SOURCE DATA >>
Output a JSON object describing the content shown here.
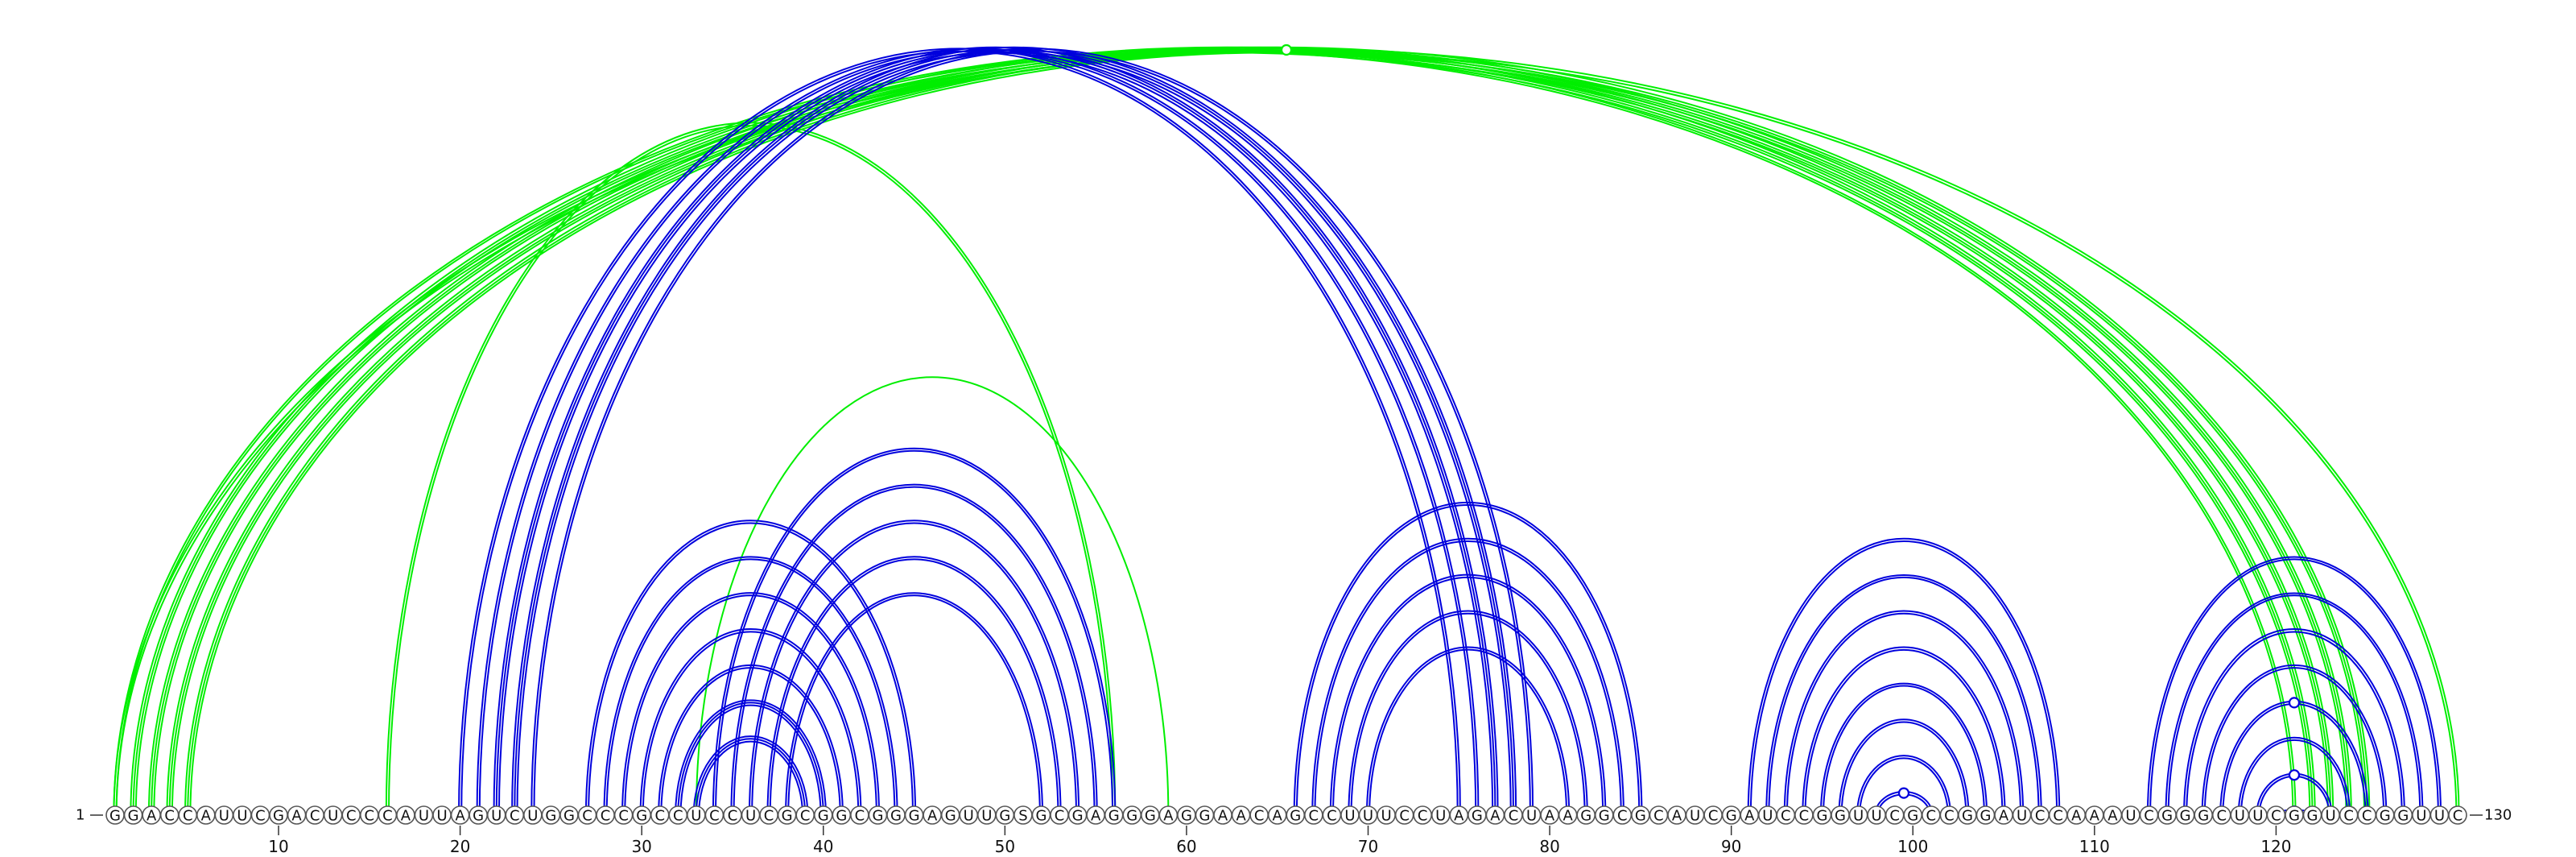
{
  "diagram": {
    "sequence": "GGACCAUUCGACUCCCAUUAGUCUGGCCCGCCUCCUCGCGGCGGGAGUUGSGCGAGGGAGGAACAGCCUUUCCUAGACUAAGGCGCAUCGAUCCGGUUCGCCGGAUCCAAAUCGGGCUUCGGUCCGGUUC",
    "start_label": "1",
    "end_label": "130",
    "ticks": [
      10,
      20,
      30,
      40,
      50,
      60,
      70,
      80,
      90,
      100,
      110,
      120
    ],
    "colors": {
      "blue": "#0000dd",
      "green": "#00ee00"
    },
    "arcs": [
      {
        "color": "green",
        "i": 1,
        "j": 121,
        "lines": 2
      },
      {
        "color": "green",
        "i": 2,
        "j": 122,
        "lines": 3
      },
      {
        "color": "green",
        "i": 3,
        "j": 123,
        "lines": 3
      },
      {
        "color": "green",
        "i": 4,
        "j": 124,
        "lines": 3
      },
      {
        "color": "green",
        "i": 5,
        "j": 125,
        "lines": 3
      },
      {
        "color": "green",
        "i": 1,
        "j": 130,
        "lines": 2
      },
      {
        "color": "green",
        "i": 16,
        "j": 56,
        "lines": 2
      },
      {
        "color": "green",
        "i": 33,
        "j": 59,
        "lines": 1
      },
      {
        "color": "blue",
        "i": 20,
        "j": 75,
        "lines": 2
      },
      {
        "color": "blue",
        "i": 21,
        "j": 76,
        "lines": 2
      },
      {
        "color": "blue",
        "i": 22,
        "j": 77,
        "lines": 3
      },
      {
        "color": "blue",
        "i": 23,
        "j": 78,
        "lines": 3
      },
      {
        "color": "blue",
        "i": 24,
        "j": 79,
        "lines": 2
      },
      {
        "color": "blue",
        "i": 27,
        "j": 45,
        "lines": 2
      },
      {
        "color": "blue",
        "i": 28,
        "j": 44,
        "lines": 2
      },
      {
        "color": "blue",
        "i": 29,
        "j": 43,
        "lines": 2
      },
      {
        "color": "blue",
        "i": 30,
        "j": 42,
        "lines": 2
      },
      {
        "color": "blue",
        "i": 31,
        "j": 41,
        "lines": 2
      },
      {
        "color": "blue",
        "i": 32,
        "j": 40,
        "lines": 3
      },
      {
        "color": "blue",
        "i": 33,
        "j": 39,
        "lines": 3
      },
      {
        "color": "blue",
        "i": 34,
        "j": 56,
        "lines": 2
      },
      {
        "color": "blue",
        "i": 35,
        "j": 55,
        "lines": 2
      },
      {
        "color": "blue",
        "i": 36,
        "j": 54,
        "lines": 2
      },
      {
        "color": "blue",
        "i": 37,
        "j": 53,
        "lines": 2
      },
      {
        "color": "blue",
        "i": 38,
        "j": 52,
        "lines": 2
      },
      {
        "color": "blue",
        "i": 66,
        "j": 85,
        "lines": 2
      },
      {
        "color": "blue",
        "i": 67,
        "j": 84,
        "lines": 2
      },
      {
        "color": "blue",
        "i": 68,
        "j": 83,
        "lines": 2
      },
      {
        "color": "blue",
        "i": 69,
        "j": 82,
        "lines": 2
      },
      {
        "color": "blue",
        "i": 70,
        "j": 81,
        "lines": 2
      },
      {
        "color": "blue",
        "i": 91,
        "j": 108,
        "lines": 2
      },
      {
        "color": "blue",
        "i": 92,
        "j": 107,
        "lines": 2
      },
      {
        "color": "blue",
        "i": 93,
        "j": 106,
        "lines": 2
      },
      {
        "color": "blue",
        "i": 94,
        "j": 105,
        "lines": 2
      },
      {
        "color": "blue",
        "i": 95,
        "j": 104,
        "lines": 2
      },
      {
        "color": "blue",
        "i": 96,
        "j": 103,
        "lines": 2
      },
      {
        "color": "blue",
        "i": 97,
        "j": 102,
        "lines": 2
      },
      {
        "color": "blue",
        "i": 98,
        "j": 101,
        "lines": 2
      },
      {
        "color": "blue",
        "i": 113,
        "j": 129,
        "lines": 2
      },
      {
        "color": "blue",
        "i": 114,
        "j": 128,
        "lines": 2
      },
      {
        "color": "blue",
        "i": 115,
        "j": 127,
        "lines": 2
      },
      {
        "color": "blue",
        "i": 116,
        "j": 126,
        "lines": 2
      },
      {
        "color": "blue",
        "i": 117,
        "j": 125,
        "lines": 2
      },
      {
        "color": "blue",
        "i": 118,
        "j": 124,
        "lines": 2
      },
      {
        "color": "blue",
        "i": 119,
        "j": 123,
        "lines": 2
      },
      {
        "color": "blue",
        "i": 120,
        "j": 122,
        "lines": 2
      }
    ],
    "markers": [
      {
        "color": "green",
        "i": 1,
        "j": 130
      },
      {
        "color": "blue",
        "i": 98,
        "j": 101
      },
      {
        "color": "blue",
        "i": 117,
        "j": 125
      },
      {
        "color": "blue",
        "i": 119,
        "j": 123
      },
      {
        "color": "blue",
        "i": 120,
        "j": 122
      }
    ]
  }
}
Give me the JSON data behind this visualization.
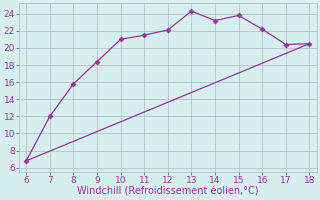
{
  "line1_x": [
    6,
    7,
    8,
    9,
    10,
    11,
    12,
    13,
    14,
    15,
    16,
    17,
    18
  ],
  "line1_y": [
    6.8,
    12.0,
    15.8,
    18.4,
    21.0,
    21.5,
    22.1,
    24.3,
    23.2,
    23.8,
    22.2,
    20.4,
    20.5
  ],
  "line2_x": [
    6,
    18
  ],
  "line2_y": [
    6.8,
    20.5
  ],
  "line_color": "#993399",
  "marker": "D",
  "markersize": 2.5,
  "xlabel": "Windchill (Refroidissement éolien,°C)",
  "xlim": [
    5.7,
    18.3
  ],
  "ylim": [
    5.5,
    25.2
  ],
  "xticks": [
    6,
    7,
    8,
    9,
    10,
    11,
    12,
    13,
    14,
    15,
    16,
    17,
    18
  ],
  "yticks": [
    6,
    8,
    10,
    12,
    14,
    16,
    18,
    20,
    22,
    24
  ],
  "bg_color": "#d6eeee",
  "grid_color": "#b0b8cc",
  "tick_label_fontsize": 6.5,
  "xlabel_fontsize": 7.0
}
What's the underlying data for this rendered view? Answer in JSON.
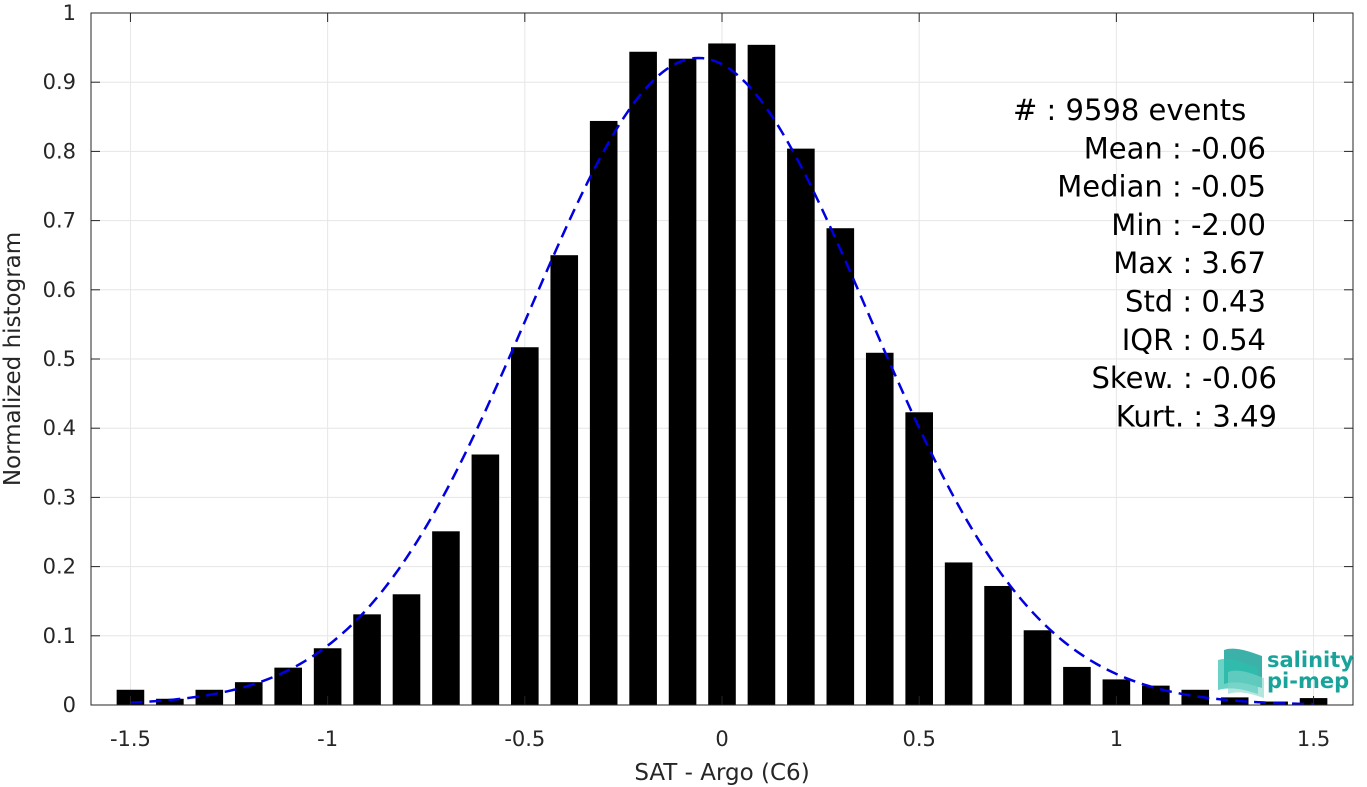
{
  "chart_data": {
    "type": "bar",
    "xlabel": "SAT - Argo (C6)",
    "ylabel": "Normalized histogram",
    "xlim": [
      -1.6,
      1.6
    ],
    "ylim": [
      0,
      1
    ],
    "grid": true,
    "x_ticks": [
      -1.5,
      -1,
      -0.5,
      0,
      0.5,
      1,
      1.5
    ],
    "x_tick_labels": [
      "-1.5",
      "-1",
      "-0.5",
      "0",
      "0.5",
      "1",
      "1.5"
    ],
    "y_ticks": [
      0,
      0.1,
      0.2,
      0.3,
      0.4,
      0.5,
      0.6,
      0.7,
      0.8,
      0.9,
      1
    ],
    "y_tick_labels": [
      "0",
      "0.1",
      "0.2",
      "0.3",
      "0.4",
      "0.5",
      "0.6",
      "0.7",
      "0.8",
      "0.9",
      "1"
    ],
    "bar_width": 0.07,
    "bar_color": "#000000",
    "bins_x": [
      -1.5,
      -1.4,
      -1.3,
      -1.2,
      -1.1,
      -1.0,
      -0.9,
      -0.8,
      -0.7,
      -0.6,
      -0.5,
      -0.4,
      -0.3,
      -0.2,
      -0.1,
      0.0,
      0.1,
      0.2,
      0.3,
      0.4,
      0.5,
      0.6,
      0.7,
      0.8,
      0.9,
      1.0,
      1.1,
      1.2,
      1.3,
      1.4,
      1.5
    ],
    "values": [
      0.022,
      0.009,
      0.022,
      0.033,
      0.054,
      0.082,
      0.131,
      0.16,
      0.251,
      0.362,
      0.517,
      0.65,
      0.844,
      0.944,
      0.934,
      0.956,
      0.954,
      0.804,
      0.689,
      0.509,
      0.423,
      0.206,
      0.172,
      0.108,
      0.055,
      0.037,
      0.028,
      0.022,
      0.011,
      0.005,
      0.01
    ],
    "fit": {
      "type": "gaussian",
      "mean": -0.06,
      "std": 0.43,
      "peak": 0.935,
      "color": "#0000e0",
      "style": "dashed"
    },
    "stats": [
      "#  : 9598 events",
      "Mean : -0.06",
      "Median : -0.05",
      "Min : -2.00",
      "Max : 3.67",
      "Std : 0.43",
      "IQR : 0.54",
      "Skew. : -0.06",
      "Kurt. : 3.49"
    ],
    "logo": [
      "salinity",
      "pi-mep"
    ]
  }
}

TASK DETAILS >> Your task is to gather every line with the word "this" and copy it.

FINAL ANSWER >>
Give me the JSON data behind this visualization.
What's the underlying data for this rendered view? Answer in JSON.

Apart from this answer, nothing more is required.